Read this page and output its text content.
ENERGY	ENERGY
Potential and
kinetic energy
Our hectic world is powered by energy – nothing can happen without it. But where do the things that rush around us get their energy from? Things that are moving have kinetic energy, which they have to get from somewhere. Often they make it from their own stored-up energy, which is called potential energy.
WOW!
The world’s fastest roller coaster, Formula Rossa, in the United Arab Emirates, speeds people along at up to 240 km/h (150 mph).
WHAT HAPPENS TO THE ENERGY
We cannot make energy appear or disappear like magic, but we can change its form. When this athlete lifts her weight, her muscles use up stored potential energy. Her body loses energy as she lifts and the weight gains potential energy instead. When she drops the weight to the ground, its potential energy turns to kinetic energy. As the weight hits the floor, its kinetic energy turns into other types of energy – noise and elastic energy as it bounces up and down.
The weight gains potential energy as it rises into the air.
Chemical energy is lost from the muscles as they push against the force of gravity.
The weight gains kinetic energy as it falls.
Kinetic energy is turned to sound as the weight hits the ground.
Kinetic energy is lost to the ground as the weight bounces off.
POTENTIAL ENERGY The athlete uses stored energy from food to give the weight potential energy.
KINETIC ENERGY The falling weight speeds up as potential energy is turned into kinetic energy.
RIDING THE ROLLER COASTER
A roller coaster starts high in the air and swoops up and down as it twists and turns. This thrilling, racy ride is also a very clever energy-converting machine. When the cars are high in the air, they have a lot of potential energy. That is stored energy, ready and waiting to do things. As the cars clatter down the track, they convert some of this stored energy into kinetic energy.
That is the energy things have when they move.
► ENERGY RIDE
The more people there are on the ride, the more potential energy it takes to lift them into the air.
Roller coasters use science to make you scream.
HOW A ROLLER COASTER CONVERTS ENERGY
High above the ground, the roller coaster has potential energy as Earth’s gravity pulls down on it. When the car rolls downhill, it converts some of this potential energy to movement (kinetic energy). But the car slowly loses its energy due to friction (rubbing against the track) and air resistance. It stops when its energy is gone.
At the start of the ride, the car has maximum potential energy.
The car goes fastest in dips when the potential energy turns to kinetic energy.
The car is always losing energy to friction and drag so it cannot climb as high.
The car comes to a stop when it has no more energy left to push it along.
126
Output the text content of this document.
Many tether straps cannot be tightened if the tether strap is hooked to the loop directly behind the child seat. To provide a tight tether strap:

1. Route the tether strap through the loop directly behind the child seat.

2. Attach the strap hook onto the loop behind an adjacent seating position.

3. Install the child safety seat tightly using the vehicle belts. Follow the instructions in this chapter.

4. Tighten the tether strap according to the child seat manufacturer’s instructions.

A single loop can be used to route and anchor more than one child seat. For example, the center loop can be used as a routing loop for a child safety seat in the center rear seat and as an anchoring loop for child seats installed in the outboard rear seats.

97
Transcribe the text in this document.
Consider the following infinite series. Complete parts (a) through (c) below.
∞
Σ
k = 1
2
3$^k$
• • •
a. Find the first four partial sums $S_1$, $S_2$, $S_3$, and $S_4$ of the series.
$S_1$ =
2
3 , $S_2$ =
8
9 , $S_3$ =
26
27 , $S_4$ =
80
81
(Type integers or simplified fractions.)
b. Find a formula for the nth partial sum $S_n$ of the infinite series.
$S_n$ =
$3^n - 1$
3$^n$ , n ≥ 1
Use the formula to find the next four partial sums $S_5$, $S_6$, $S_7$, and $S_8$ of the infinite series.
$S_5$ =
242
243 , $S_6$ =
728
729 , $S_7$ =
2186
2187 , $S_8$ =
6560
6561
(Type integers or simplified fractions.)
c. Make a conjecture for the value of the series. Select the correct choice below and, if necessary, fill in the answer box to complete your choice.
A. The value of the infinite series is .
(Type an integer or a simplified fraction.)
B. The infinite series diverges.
───
All lines above containing the string "content" are to be collected.

• **FINAL RESULT**:
Read this page and output its text content.
Output the text content of this document.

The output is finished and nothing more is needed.